-- Start --

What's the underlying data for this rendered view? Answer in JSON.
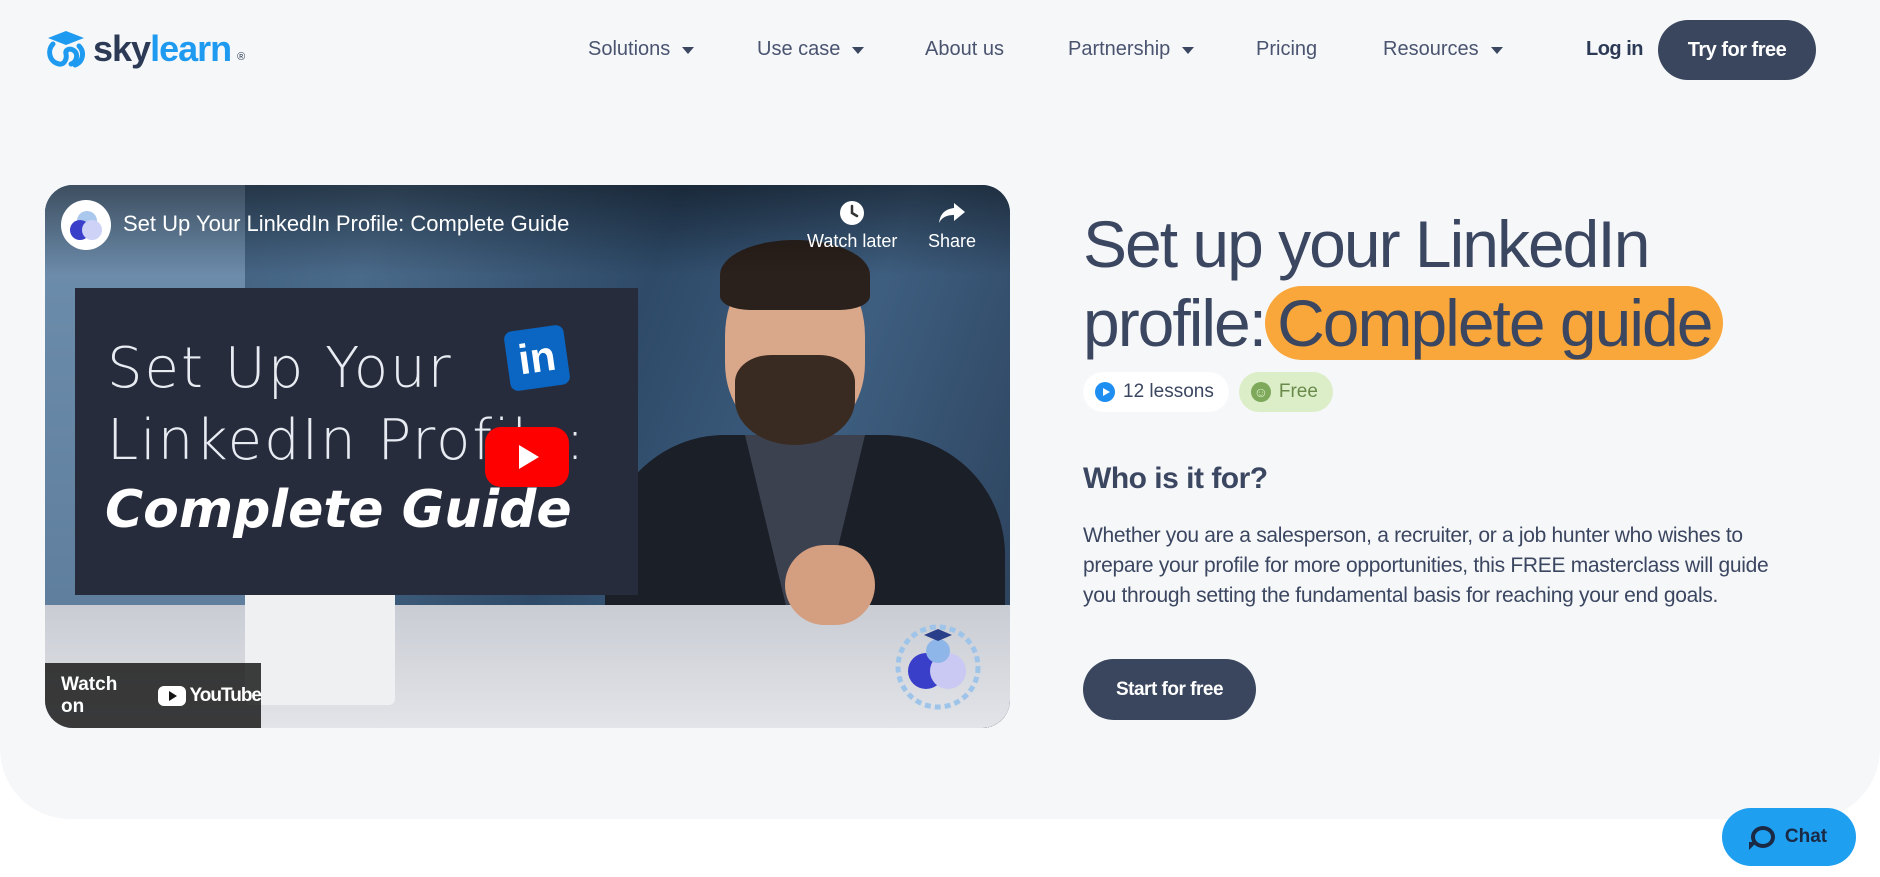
{
  "brand": {
    "name_part1": "sky",
    "name_part2": "learn",
    "registered": "®",
    "accent_color": "#1e9af0",
    "logo_icon": "skylearn-cap-logo-icon"
  },
  "nav": {
    "items": [
      {
        "label": "Solutions",
        "has_dropdown": true
      },
      {
        "label": "Use case",
        "has_dropdown": true
      },
      {
        "label": "About us",
        "has_dropdown": false
      },
      {
        "label": "Partnership",
        "has_dropdown": true
      },
      {
        "label": "Pricing",
        "has_dropdown": false
      },
      {
        "label": "Resources",
        "has_dropdown": true
      }
    ],
    "login_label": "Log in",
    "try_label": "Try for free"
  },
  "video": {
    "title": "Set Up Your LinkedIn Profile: Complete Guide",
    "watch_later_label": "Watch later",
    "share_label": "Share",
    "thumbnail_line1": "Set Up Your",
    "thumbnail_line2": "LinkedIn Profile:",
    "thumbnail_line3": "Complete Guide",
    "linkedin_badge": "in",
    "watch_on_label": "Watch on",
    "youtube_label": "YouTube"
  },
  "course": {
    "title_line1": "Set up your LinkedIn",
    "title_line2_plain": "profile:",
    "title_line2_highlight": "Complete guide",
    "highlight_color": "#f9a63a",
    "lessons_label": "12 lessons",
    "price_label": "Free",
    "who_heading": "Who is it for?",
    "description": "Whether you are a salesperson, a recruiter, or a job hunter who wishes to prepare your profile for more opportunities, this FREE masterclass will guide you through setting the fundamental basis for reaching your end goals.",
    "cta_label": "Start for free",
    "button_color": "#3a465e"
  },
  "chat": {
    "label": "Chat",
    "color": "#1e9ff0"
  }
}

-- End --

SET PROBLEM — From the data above, gather every line that includes the word "Complete".

FINAL ANSWER —
    "title": "Set Up Your LinkedIn Profile: Complete Guide",
    "thumbnail_line3": "Complete Guide",
    "title_line2_highlight": "Complete guide",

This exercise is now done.